Copy all lines of the listing that include the string "ppmv".

Records that describe figures:
-- begin --
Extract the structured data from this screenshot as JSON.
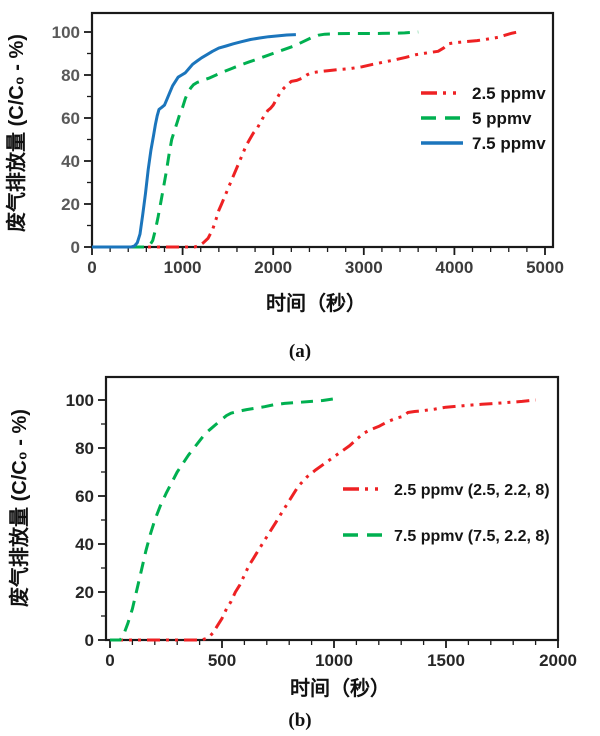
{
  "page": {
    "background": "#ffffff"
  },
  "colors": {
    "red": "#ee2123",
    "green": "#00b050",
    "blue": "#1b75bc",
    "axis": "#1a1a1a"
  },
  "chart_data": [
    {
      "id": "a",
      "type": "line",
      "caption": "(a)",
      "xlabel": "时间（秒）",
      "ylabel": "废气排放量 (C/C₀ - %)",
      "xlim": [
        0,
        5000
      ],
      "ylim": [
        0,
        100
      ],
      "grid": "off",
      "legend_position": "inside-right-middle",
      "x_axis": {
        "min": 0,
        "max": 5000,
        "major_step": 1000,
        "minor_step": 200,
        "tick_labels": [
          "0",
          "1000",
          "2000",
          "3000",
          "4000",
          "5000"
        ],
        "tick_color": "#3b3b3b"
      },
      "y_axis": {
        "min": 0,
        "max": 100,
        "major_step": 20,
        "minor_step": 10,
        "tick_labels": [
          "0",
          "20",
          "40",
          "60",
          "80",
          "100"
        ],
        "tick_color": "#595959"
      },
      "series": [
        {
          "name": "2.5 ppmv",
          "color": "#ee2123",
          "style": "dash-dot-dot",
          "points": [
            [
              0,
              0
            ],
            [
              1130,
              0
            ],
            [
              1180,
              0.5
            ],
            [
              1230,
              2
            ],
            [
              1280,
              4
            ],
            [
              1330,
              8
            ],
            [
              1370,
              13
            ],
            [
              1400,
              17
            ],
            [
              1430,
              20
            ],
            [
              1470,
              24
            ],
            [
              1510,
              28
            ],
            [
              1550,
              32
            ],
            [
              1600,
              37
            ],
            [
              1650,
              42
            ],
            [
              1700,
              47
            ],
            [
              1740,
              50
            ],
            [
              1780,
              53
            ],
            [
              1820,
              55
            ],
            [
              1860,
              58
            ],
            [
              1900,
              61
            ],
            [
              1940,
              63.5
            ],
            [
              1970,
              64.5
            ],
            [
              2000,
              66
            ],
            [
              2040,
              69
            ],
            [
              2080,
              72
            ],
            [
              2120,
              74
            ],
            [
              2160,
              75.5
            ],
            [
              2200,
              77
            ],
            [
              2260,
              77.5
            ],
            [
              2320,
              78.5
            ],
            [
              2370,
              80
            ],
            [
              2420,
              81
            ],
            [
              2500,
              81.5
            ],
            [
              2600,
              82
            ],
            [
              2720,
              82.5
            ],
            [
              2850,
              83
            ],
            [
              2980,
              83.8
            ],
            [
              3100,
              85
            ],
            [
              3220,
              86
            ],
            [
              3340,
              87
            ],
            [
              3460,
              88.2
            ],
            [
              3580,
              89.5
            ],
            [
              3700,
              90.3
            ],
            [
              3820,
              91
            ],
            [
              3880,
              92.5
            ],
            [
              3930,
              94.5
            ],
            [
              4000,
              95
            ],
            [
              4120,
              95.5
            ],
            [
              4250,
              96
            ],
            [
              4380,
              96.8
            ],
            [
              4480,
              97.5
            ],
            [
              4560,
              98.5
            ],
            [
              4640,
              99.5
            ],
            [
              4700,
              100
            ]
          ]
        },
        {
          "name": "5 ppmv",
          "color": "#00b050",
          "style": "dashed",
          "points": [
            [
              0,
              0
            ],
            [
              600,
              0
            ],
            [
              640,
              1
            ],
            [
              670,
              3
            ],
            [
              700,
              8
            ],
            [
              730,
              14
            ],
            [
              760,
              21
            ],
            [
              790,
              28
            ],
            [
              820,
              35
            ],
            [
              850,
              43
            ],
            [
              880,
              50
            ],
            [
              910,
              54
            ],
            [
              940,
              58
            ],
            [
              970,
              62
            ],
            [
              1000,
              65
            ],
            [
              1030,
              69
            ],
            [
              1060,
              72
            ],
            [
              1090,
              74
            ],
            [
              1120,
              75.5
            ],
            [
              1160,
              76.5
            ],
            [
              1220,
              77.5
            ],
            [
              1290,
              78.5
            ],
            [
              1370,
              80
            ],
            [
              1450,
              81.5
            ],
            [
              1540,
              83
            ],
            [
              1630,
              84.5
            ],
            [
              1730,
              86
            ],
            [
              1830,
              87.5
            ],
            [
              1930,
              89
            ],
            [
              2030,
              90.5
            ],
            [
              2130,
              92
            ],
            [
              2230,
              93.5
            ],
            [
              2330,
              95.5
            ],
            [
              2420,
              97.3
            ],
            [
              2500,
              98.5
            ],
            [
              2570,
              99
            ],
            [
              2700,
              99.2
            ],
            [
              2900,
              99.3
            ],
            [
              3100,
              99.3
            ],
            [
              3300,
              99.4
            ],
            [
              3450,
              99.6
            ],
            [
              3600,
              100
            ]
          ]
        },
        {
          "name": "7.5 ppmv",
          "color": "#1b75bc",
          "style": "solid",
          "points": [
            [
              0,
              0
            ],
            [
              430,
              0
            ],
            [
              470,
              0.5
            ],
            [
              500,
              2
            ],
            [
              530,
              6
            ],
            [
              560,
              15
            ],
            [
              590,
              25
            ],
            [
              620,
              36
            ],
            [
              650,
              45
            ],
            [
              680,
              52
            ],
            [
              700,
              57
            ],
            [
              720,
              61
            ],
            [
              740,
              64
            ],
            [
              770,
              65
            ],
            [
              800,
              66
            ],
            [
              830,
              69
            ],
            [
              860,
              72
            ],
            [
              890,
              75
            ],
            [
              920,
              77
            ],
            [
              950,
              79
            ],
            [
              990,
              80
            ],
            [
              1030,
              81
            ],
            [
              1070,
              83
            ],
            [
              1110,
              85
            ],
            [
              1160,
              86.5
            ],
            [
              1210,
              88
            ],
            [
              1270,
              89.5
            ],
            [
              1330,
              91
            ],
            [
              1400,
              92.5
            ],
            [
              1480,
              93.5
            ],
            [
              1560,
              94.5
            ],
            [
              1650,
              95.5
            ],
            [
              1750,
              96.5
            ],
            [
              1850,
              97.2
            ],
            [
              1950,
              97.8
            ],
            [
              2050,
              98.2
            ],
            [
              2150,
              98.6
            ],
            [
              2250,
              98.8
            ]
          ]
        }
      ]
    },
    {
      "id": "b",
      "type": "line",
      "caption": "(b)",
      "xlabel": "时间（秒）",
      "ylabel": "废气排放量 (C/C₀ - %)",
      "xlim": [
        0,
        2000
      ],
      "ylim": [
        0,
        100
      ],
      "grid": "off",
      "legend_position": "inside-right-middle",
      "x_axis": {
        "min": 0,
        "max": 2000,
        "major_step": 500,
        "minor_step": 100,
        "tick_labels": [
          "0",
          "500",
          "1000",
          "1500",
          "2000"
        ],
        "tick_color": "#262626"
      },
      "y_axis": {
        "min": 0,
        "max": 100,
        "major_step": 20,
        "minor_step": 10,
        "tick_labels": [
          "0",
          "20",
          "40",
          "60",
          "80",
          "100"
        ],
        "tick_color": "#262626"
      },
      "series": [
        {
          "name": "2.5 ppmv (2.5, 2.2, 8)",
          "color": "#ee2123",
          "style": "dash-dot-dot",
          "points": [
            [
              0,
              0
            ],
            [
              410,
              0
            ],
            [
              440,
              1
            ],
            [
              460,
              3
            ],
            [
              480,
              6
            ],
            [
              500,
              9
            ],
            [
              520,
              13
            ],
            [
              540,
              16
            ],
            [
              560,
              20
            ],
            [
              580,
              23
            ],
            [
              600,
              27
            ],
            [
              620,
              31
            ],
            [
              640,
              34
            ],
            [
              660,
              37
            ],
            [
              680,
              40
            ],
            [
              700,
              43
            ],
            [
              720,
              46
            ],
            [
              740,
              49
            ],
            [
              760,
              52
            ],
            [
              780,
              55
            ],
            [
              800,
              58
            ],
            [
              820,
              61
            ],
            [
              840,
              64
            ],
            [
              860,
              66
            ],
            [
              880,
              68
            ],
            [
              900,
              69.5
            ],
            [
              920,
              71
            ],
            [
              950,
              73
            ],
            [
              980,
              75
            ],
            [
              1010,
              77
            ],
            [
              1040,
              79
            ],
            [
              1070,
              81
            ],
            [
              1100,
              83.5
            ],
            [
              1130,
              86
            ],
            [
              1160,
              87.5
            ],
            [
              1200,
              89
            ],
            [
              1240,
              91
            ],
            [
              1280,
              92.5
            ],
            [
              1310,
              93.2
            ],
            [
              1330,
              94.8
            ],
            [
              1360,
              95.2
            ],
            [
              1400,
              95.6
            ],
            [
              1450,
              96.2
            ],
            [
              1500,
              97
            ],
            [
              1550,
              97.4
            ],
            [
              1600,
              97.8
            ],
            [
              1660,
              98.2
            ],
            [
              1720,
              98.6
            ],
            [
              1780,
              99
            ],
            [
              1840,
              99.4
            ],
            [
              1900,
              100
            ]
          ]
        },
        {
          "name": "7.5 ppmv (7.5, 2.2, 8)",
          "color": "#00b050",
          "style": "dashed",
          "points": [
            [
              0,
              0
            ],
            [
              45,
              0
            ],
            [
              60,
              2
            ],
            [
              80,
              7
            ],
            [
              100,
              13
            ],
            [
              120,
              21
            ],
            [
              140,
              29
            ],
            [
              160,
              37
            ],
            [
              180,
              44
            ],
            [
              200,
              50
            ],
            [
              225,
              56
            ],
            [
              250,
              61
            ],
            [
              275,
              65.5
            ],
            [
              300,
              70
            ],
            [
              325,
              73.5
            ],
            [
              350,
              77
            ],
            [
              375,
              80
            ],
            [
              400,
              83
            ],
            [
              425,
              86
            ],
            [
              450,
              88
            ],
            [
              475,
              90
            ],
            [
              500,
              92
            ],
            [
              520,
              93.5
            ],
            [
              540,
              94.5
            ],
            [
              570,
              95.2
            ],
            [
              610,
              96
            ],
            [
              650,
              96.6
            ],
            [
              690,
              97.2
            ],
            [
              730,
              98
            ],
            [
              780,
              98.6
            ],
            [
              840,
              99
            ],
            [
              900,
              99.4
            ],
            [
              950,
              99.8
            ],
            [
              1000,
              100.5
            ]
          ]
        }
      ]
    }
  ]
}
-- end --
## WRITTEN RESPONSE:
          "name": "2.5 ppmv",
          "name": "5 ppmv",
          "name": "7.5 ppmv",
          "name": "2.5 ppmv (2.5, 2.2, 8)",
          "name": "7.5 ppmv (7.5, 2.2, 8)",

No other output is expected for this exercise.